# Exercise details:
Every record should be repeated exactly, except that pictures are left out.
— start of Input —
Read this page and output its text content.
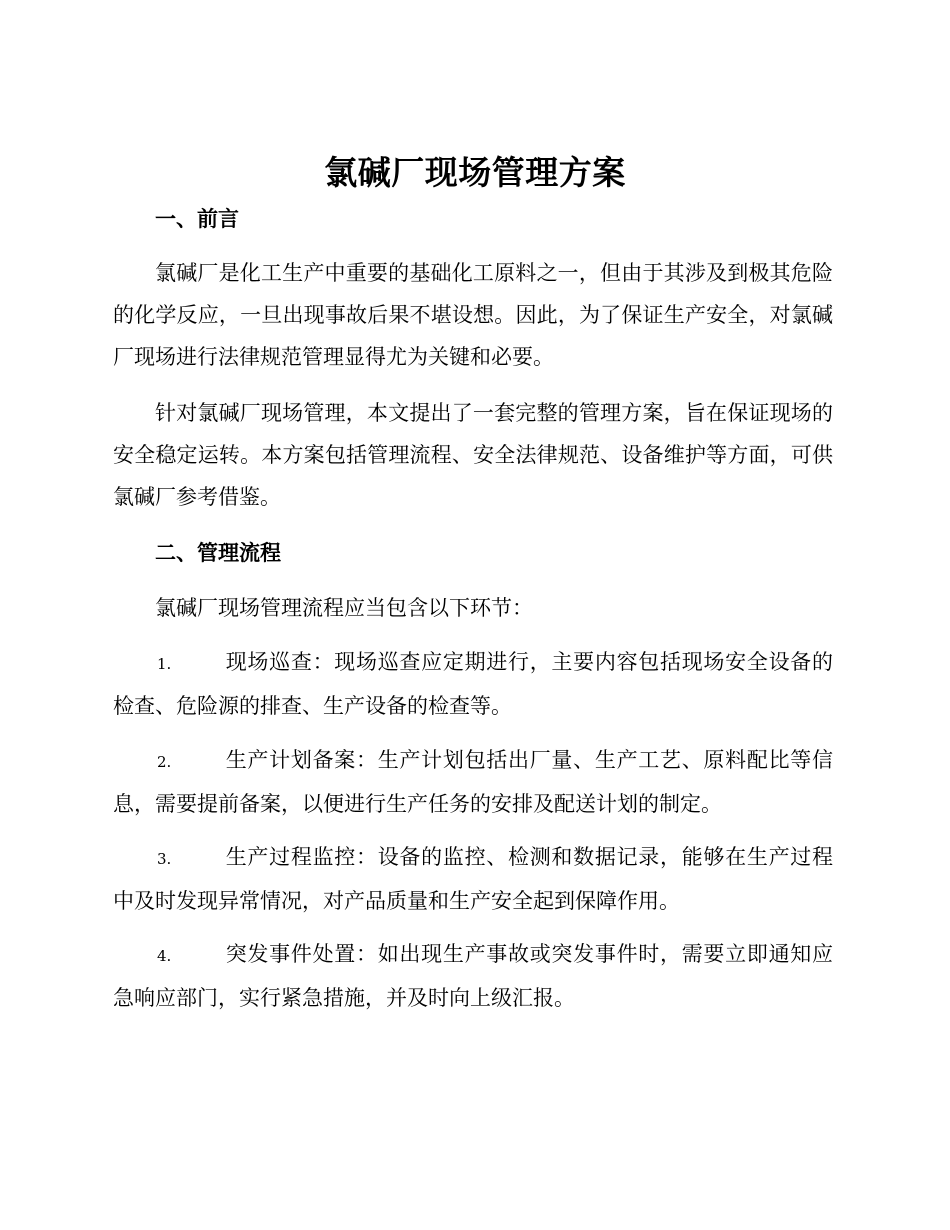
氯碱厂现场管理方案
一、前言
氯碱厂是化工生产中重要的基础化工原料之一，但由于其涉及到极其危险的化学反应，一旦出现事故后果不堪设想。因此，为了保证生产安全，对氯碱厂现场进行法律规范管理显得尤为关键和必要。
针对氯碱厂现场管理，本文提出了一套完整的管理方案，旨在保证现场的安全稳定运转。本方案包括管理流程、安全法律规范、设备维护等方面，可供氯碱厂参考借鉴。
二、管理流程
氯碱厂现场管理流程应当包含以下环节：
1.	现场巡查：现场巡查应定期进行，主要内容包括现场安全设备的检查、危险源的排查、生产设备的检查等。
2.	生产计划备案：生产计划包括出厂量、生产工艺、原料配比等信息，需要提前备案，以便进行生产任务的安排及配送计划的制定。
3.	生产过程监控：设备的监控、检测和数据记录，能够在生产过程中及时发现异常情况，对产品质量和生产安全起到保障作用。
4.	突发事件处置：如出现生产事故或突发事件时，需要立即通知应急响应部门，实行紧急措施，并及时向上级汇报。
— end of Input —
# Final result:
Read this page and output its text content.
氯碱厂现场管理方案
一、前言
氯碱厂是化工生产中重要的基础化工原料之一，但由于其涉及到极其危险的化学反应，一旦出现事故后果不堪设想。因此，为了保证生产安全，对氯碱厂现场进行法律规范管理显得尤为关键和必要。
针对氯碱厂现场管理，本文提出了一套完整的管理方案，旨在保证现场的安全稳定运转。本方案包括管理流程、安全法律规范、设备维护等方面，可供氯碱厂参考借鉴。
二、管理流程
氯碱厂现场管理流程应当包含以下环节：
1.	现场巡查：现场巡查应定期进行，主要内容包括现场安全设备的检查、危险源的排查、生产设备的检查等。
2.	生产计划备案：生产计划包括出厂量、生产工艺、原料配比等信息，需要提前备案，以便进行生产任务的安排及配送计划的制定。
3.	生产过程监控：设备的监控、检测和数据记录，能够在生产过程中及时发现异常情况，对产品质量和生产安全起到保障作用。
4.	突发事件处置：如出现生产事故或突发事件时，需要立即通知应急响应部门，实行紧急措施，并及时向上级汇报。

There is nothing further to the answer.